Document segment
Gmail turns ten: The April Fools' prank that was no joke

Gmail has turned ten, with Google's email service launching on April 1st, 2004, and promptly being dismissed by many as an April Fools' prank – just as Sergey Brin and the Gmail team hoped would be the case. At the time, the web-based email system with its use of AJAX (before it was known as AJAX) and whopping 1GB of free storage was groundbreaking, sending would-be Gmailers scurrying to get access to the invite-only service. However, behind the scenes Gmail was a whole lot more humble than it is today.

Now, it's hard to imagine the internet without Gmail, despite regular efforts to do-away with email altogether. At a time dominated by Microsoft's Hotmail and Yahoo Mail, however, it took some convincing internally for Gmail to gain support.

That included securing enough server-space to actually launch on. The first thousand users – and the three invitations apiece they had to offer to friends – were actually using accounts running on 300 old Pentium II PCs that were lying idle at Google, former Googler and Gmail creator Paul Buchheit told TIME.

Information provided
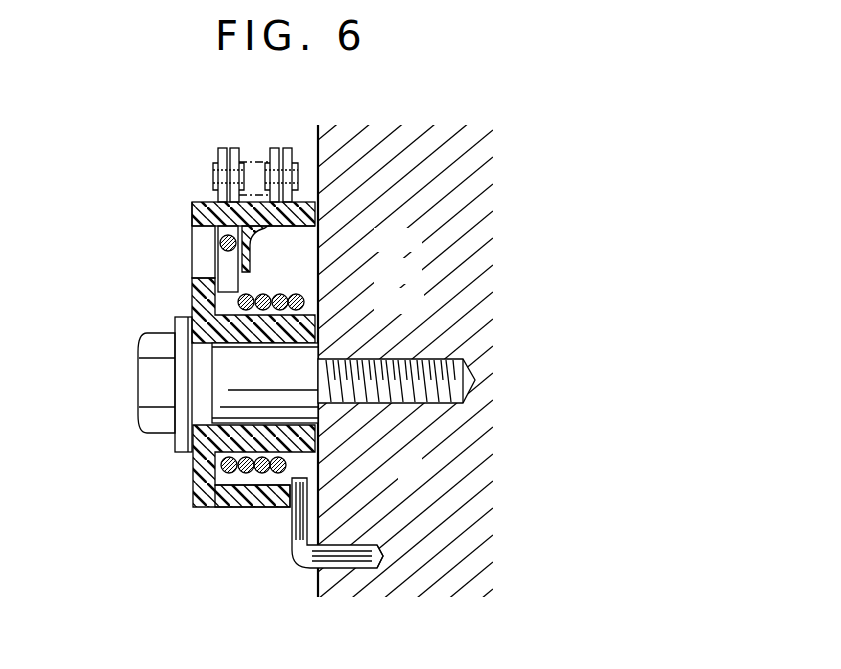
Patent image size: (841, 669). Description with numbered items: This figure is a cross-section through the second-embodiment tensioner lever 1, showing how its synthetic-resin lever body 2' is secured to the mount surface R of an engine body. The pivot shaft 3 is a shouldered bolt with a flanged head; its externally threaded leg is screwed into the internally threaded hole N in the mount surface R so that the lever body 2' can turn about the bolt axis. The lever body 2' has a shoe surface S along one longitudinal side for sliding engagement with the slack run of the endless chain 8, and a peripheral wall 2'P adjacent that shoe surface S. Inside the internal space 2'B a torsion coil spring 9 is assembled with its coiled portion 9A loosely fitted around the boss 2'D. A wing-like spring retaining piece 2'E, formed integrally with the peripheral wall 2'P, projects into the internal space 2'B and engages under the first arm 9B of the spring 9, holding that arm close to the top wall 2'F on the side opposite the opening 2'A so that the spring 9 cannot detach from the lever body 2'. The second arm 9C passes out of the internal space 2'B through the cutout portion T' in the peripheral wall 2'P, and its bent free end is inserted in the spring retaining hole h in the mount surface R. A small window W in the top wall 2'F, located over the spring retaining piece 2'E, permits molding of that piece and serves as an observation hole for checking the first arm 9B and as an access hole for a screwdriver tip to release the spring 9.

The tensioner lever 1 is at (122, 415).
The lever body 2' is at (201, 479).
The opening 2'A is at (370, 269).
The internal space 2'B is at (155, 258).
The boss 2'D is at (330, 300).
The spring retaining piece 2'E is at (343, 256).
The top wall 2'F is at (212, 310).
The peripheral wall 2'P is at (209, 152).
The pivot shaft 3 is at (128, 345).
The endless chain 8 is at (270, 162).
The torsion coil spring 9 is at (300, 465).
The coiled portion 9A is at (240, 500).
The first arm 9B is at (245, 272).
The second arm 9C is at (300, 562).
The internally threaded hole N is at (475, 360).
The mount surface R is at (317, 157).
The shoe surface S is at (212, 203).
The cutout portion T' is at (270, 545).
The window W is at (197, 232).
The spring retaining hole h is at (352, 568).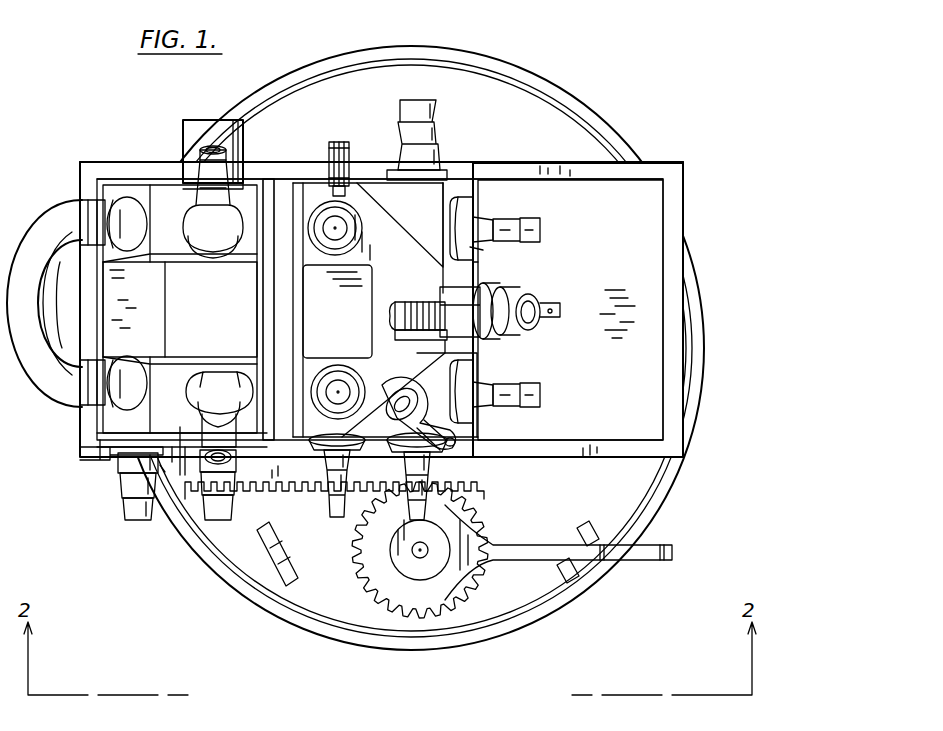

Tasks to carry out
**1.** Rewrite the Gmail article starting at "Gmail has turned" and ending at "to gain support.", putting "Outlook.com" in place of "Hotmail".
**2.** Summarize the Gmail article in two sentences.
Work from the Gmail article alone and leave the material aside.

Full solutions
**1.**
Gmail has turned ten, with Google's email service launching on April 1st, 2004, and promptly being dismissed by many as an April Fools' prank – just as Sergey Brin and the Gmail team hoped would be the case. At the time, the web-based email system with its use of AJAX (before it was known as AJAX) and whopping 1GB of free storage was groundbreaking, sending would-be Gmailers scurrying to get access to the invite-only service. However, behind the scenes Gmail was a whole lot more humble than it is today.

Now, it's hard to imagine the internet without Gmail, despite regular efforts to do-away with email altogether. At a time dominated by Microsoft's Outlook.com and Yahoo Mail, however, it took some convincing internally for Gmail to gain support.

**2.** Gmail launched on April 1st, 2004, when many dismissed it as an April Fools' prank, yet its use of AJAX and 1GB of free storage made the invite-only service groundbreaking. Behind the scenes it was humble: it needed internal convincing to gain support, and its first thousand users ran on 300 old Pentium II PCs lying idle at Google.